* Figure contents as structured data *
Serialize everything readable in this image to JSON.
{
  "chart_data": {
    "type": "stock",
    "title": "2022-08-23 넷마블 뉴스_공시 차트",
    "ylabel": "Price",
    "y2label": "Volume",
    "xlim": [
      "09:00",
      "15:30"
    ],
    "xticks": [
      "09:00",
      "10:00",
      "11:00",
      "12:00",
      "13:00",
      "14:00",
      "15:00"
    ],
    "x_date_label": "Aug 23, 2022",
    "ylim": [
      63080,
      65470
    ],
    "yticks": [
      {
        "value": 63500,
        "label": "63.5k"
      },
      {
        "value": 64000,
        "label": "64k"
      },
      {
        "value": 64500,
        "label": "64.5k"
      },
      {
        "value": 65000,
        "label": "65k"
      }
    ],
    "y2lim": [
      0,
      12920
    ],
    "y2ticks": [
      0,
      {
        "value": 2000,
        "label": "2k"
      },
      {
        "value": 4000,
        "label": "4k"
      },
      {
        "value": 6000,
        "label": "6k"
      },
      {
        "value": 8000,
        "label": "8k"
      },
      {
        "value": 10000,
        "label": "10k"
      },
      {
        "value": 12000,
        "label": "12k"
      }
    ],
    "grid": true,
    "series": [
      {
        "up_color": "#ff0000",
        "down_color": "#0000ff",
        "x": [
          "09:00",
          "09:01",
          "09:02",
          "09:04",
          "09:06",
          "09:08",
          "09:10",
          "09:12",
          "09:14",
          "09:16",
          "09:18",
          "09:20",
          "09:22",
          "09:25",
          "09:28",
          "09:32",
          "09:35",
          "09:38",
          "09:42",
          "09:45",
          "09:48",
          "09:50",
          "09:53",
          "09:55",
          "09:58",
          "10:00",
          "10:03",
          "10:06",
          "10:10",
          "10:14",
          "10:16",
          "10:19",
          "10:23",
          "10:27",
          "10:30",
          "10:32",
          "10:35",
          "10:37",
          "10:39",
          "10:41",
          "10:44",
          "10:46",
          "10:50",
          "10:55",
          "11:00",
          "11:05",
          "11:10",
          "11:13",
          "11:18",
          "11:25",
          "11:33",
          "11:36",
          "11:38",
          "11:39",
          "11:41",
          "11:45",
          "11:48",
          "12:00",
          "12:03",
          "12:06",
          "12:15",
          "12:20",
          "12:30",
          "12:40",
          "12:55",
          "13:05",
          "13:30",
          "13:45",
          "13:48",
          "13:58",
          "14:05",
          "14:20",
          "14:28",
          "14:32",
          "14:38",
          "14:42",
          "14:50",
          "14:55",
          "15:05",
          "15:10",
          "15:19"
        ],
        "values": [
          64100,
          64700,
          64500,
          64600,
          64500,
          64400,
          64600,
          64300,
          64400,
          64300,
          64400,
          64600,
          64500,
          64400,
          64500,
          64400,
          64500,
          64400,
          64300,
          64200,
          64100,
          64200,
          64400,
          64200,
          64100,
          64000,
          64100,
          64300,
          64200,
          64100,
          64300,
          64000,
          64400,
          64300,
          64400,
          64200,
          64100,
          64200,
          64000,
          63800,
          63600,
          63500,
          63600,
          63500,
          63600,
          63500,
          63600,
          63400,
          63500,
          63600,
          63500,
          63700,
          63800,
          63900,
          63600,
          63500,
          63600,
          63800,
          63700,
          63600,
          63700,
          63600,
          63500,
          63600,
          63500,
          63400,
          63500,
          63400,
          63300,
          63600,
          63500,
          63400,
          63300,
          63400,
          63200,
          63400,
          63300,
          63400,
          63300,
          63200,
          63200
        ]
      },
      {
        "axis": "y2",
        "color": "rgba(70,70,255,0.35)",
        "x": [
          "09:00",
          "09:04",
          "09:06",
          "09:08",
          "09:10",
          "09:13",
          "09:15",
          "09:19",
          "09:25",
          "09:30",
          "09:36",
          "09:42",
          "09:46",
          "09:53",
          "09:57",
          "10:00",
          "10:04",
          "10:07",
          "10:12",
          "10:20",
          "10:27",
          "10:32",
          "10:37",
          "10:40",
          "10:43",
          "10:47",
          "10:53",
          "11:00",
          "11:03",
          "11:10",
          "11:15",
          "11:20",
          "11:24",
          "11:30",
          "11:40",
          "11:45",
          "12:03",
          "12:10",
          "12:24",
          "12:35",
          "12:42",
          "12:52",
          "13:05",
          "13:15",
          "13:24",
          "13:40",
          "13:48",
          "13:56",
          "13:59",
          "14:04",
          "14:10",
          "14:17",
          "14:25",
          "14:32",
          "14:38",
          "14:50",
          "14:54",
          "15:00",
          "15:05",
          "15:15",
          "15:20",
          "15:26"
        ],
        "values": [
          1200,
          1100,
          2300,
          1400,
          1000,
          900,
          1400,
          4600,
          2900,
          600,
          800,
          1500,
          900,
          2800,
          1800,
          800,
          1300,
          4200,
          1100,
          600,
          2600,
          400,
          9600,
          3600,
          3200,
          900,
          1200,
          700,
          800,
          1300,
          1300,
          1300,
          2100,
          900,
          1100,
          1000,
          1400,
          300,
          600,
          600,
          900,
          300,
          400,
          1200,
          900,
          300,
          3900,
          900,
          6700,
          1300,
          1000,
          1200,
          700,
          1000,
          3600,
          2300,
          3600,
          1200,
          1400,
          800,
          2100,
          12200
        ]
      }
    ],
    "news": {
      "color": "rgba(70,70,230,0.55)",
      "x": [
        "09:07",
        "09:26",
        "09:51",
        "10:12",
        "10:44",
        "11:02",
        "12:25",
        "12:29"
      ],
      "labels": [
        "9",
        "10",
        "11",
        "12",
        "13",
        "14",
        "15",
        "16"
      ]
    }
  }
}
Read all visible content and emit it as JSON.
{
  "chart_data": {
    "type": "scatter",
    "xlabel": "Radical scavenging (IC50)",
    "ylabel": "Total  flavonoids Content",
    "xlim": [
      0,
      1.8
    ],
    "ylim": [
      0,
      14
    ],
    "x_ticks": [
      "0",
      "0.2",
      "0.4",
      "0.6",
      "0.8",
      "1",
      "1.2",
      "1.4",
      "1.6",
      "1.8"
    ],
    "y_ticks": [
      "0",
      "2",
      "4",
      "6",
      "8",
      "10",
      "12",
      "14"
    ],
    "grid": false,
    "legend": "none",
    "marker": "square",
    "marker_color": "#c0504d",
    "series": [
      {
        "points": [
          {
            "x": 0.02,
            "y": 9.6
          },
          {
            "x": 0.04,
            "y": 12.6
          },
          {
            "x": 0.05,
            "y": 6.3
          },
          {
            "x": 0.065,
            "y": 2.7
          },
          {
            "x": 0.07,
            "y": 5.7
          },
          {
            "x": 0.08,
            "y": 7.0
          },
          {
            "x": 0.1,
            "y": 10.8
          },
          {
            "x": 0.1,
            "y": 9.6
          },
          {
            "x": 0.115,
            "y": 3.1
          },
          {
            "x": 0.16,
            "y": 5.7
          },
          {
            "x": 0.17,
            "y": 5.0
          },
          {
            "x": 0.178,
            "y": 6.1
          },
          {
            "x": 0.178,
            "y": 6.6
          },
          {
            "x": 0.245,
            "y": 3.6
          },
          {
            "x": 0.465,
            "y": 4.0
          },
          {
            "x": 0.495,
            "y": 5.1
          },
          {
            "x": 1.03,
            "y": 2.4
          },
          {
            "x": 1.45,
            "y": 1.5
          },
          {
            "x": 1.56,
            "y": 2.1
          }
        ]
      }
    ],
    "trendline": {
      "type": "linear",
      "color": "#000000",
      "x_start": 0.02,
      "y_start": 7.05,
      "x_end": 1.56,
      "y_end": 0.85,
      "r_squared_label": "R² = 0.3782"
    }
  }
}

* AIM *
Write out the full listing, keeping every line exactly as it is.

* OUTPUT FOR THIS TASK *
Serialize everything readable in this image to JSON.
{
  "chart_data": {
    "type": "stock",
    "title": "2022-08-23 넷마블 뉴스_공시 차트",
    "ylabel": "Price",
    "y2label": "Volume",
    "xlim": [
      "09:00",
      "15:30"
    ],
    "xticks": [
      "09:00",
      "10:00",
      "11:00",
      "12:00",
      "13:00",
      "14:00",
      "15:00"
    ],
    "x_date_label": "Aug 23, 2022",
    "ylim": [
      63080,
      65470
    ],
    "yticks": [
      {
        "value": 63500,
        "label": "63.5k"
      },
      {
        "value": 64000,
        "label": "64k"
      },
      {
        "value": 64500,
        "label": "64.5k"
      },
      {
        "value": 65000,
        "label": "65k"
      }
    ],
    "y2lim": [
      0,
      12920
    ],
    "y2ticks": [
      0,
      {
        "value": 2000,
        "label": "2k"
      },
      {
        "value": 4000,
        "label": "4k"
      },
      {
        "value": 6000,
        "label": "6k"
      },
      {
        "value": 8000,
        "label": "8k"
      },
      {
        "value": 10000,
        "label": "10k"
      },
      {
        "value": 12000,
        "label": "12k"
      }
    ],
    "grid": true,
    "series": [
      {
        "up_color": "#ff0000",
        "down_color": "#0000ff",
        "x": [
          "09:00",
          "09:01",
          "09:02",
          "09:04",
          "09:06",
          "09:08",
          "09:10",
          "09:12",
          "09:14",
          "09:16",
          "09:18",
          "09:20",
          "09:22",
          "09:25",
          "09:28",
          "09:32",
          "09:35",
          "09:38",
          "09:42",
          "09:45",
          "09:48",
          "09:50",
          "09:53",
          "09:55",
          "09:58",
          "10:00",
          "10:03",
          "10:06",
          "10:10",
          "10:14",
          "10:16",
          "10:19",
          "10:23",
          "10:27",
          "10:30",
          "10:32",
          "10:35",
          "10:37",
          "10:39",
          "10:41",
          "10:44",
          "10:46",
          "10:50",
          "10:55",
          "11:00",
          "11:05",
          "11:10",
          "11:13",
          "11:18",
          "11:25",
          "11:33",
          "11:36",
          "11:38",
          "11:39",
          "11:41",
          "11:45",
          "11:48",
          "12:00",
          "12:03",
          "12:06",
          "12:15",
          "12:20",
          "12:30",
          "12:40",
          "12:55",
          "13:05",
          "13:30",
          "13:45",
          "13:48",
          "13:58",
          "14:05",
          "14:20",
          "14:28",
          "14:32",
          "14:38",
          "14:42",
          "14:50",
          "14:55",
          "15:05",
          "15:10",
          "15:19"
        ],
        "values": [
          64100,
          64700,
          64500,
          64600,
          64500,
          64400,
          64600,
          64300,
          64400,
          64300,
          64400,
          64600,
          64500,
          64400,
          64500,
          64400,
          64500,
          64400,
          64300,
          64200,
          64100,
          64200,
          64400,
          64200,
          64100,
          64000,
          64100,
          64300,
          64200,
          64100,
          64300,
          64000,
          64400,
          64300,
          64400,
          64200,
          64100,
          64200,
          64000,
          63800,
          63600,
          63500,
          63600,
          63500,
          63600,
          63500,
          63600,
          63400,
          63500,
          63600,
          63500,
          63700,
          63800,
          63900,
          63600,
          63500,
          63600,
          63800,
          63700,
          63600,
          63700,
          63600,
          63500,
          63600,
          63500,
          63400,
          63500,
          63400,
          63300,
          63600,
          63500,
          63400,
          63300,
          63400,
          63200,
          63400,
          63300,
          63400,
          63300,
          63200,
          63200
        ]
      },
      {
        "axis": "y2",
        "color": "rgba(70,70,255,0.35)",
        "x": [
          "09:00",
          "09:04",
          "09:06",
          "09:08",
          "09:10",
          "09:13",
          "09:15",
          "09:19",
          "09:25",
          "09:30",
          "09:36",
          "09:42",
          "09:46",
          "09:53",
          "09:57",
          "10:00",
          "10:04",
          "10:07",
          "10:12",
          "10:20",
          "10:27",
          "10:32",
          "10:37",
          "10:40",
          "10:43",
          "10:47",
          "10:53",
          "11:00",
          "11:03",
          "11:10",
          "11:15",
          "11:20",
          "11:24",
          "11:30",
          "11:40",
          "11:45",
          "12:03",
          "12:10",
          "12:24",
          "12:35",
          "12:42",
          "12:52",
          "13:05",
          "13:15",
          "13:24",
          "13:40",
          "13:48",
          "13:56",
          "13:59",
          "14:04",
          "14:10",
          "14:17",
          "14:25",
          "14:32",
          "14:38",
          "14:50",
          "14:54",
          "15:00",
          "15:05",
          "15:15",
          "15:20",
          "15:26"
        ],
        "values": [
          1200,
          1100,
          2300,
          1400,
          1000,
          900,
          1400,
          4600,
          2900,
          600,
          800,
          1500,
          900,
          2800,
          1800,
          800,
          1300,
          4200,
          1100,
          600,
          2600,
          400,
          9600,
          3600,
          3200,
          900,
          1200,
          700,
          800,
          1300,
          1300,
          1300,
          2100,
          900,
          1100,
          1000,
          1400,
          300,
          600,
          600,
          900,
          300,
          400,
          1200,
          900,
          300,
          3900,
          900,
          6700,
          1300,
          1000,
          1200,
          700,
          1000,
          3600,
          2300,
          3600,
          1200,
          1400,
          800,
          2100,
          12200
        ]
      }
    ],
    "news": {
      "color": "rgba(70,70,230,0.55)",
      "x": [
        "09:07",
        "09:26",
        "09:51",
        "10:12",
        "10:44",
        "11:02",
        "12:25",
        "12:29"
      ],
      "labels": [
        "9",
        "10",
        "11",
        "12",
        "13",
        "14",
        "15",
        "16"
      ]
    }
  }
}
Read all visible content and emit it as JSON.
{
  "chart_data": {
    "type": "scatter",
    "xlabel": "Radical scavenging (IC50)",
    "ylabel": "Total  flavonoids Content",
    "xlim": [
      0,
      1.8
    ],
    "ylim": [
      0,
      14
    ],
    "x_ticks": [
      "0",
      "0.2",
      "0.4",
      "0.6",
      "0.8",
      "1",
      "1.2",
      "1.4",
      "1.6",
      "1.8"
    ],
    "y_ticks": [
      "0",
      "2",
      "4",
      "6",
      "8",
      "10",
      "12",
      "14"
    ],
    "grid": false,
    "legend": "none",
    "marker": "square",
    "marker_color": "#c0504d",
    "series": [
      {
        "points": [
          {
            "x": 0.02,
            "y": 9.6
          },
          {
            "x": 0.04,
            "y": 12.6
          },
          {
            "x": 0.05,
            "y": 6.3
          },
          {
            "x": 0.065,
            "y": 2.7
          },
          {
            "x": 0.07,
            "y": 5.7
          },
          {
            "x": 0.08,
            "y": 7.0
          },
          {
            "x": 0.1,
            "y": 10.8
          },
          {
            "x": 0.1,
            "y": 9.6
          },
          {
            "x": 0.115,
            "y": 3.1
          },
          {
            "x": 0.16,
            "y": 5.7
          },
          {
            "x": 0.17,
            "y": 5.0
          },
          {
            "x": 0.178,
            "y": 6.1
          },
          {
            "x": 0.178,
            "y": 6.6
          },
          {
            "x": 0.245,
            "y": 3.6
          },
          {
            "x": 0.465,
            "y": 4.0
          },
          {
            "x": 0.495,
            "y": 5.1
          },
          {
            "x": 1.03,
            "y": 2.4
          },
          {
            "x": 1.45,
            "y": 1.5
          },
          {
            "x": 1.56,
            "y": 2.1
          }
        ]
      }
    ],
    "trendline": {
      "type": "linear",
      "color": "#000000",
      "x_start": 0.02,
      "y_start": 7.05,
      "x_end": 1.56,
      "y_end": 0.85,
      "r_squared_label": "R² = 0.3782"
    }
  }
}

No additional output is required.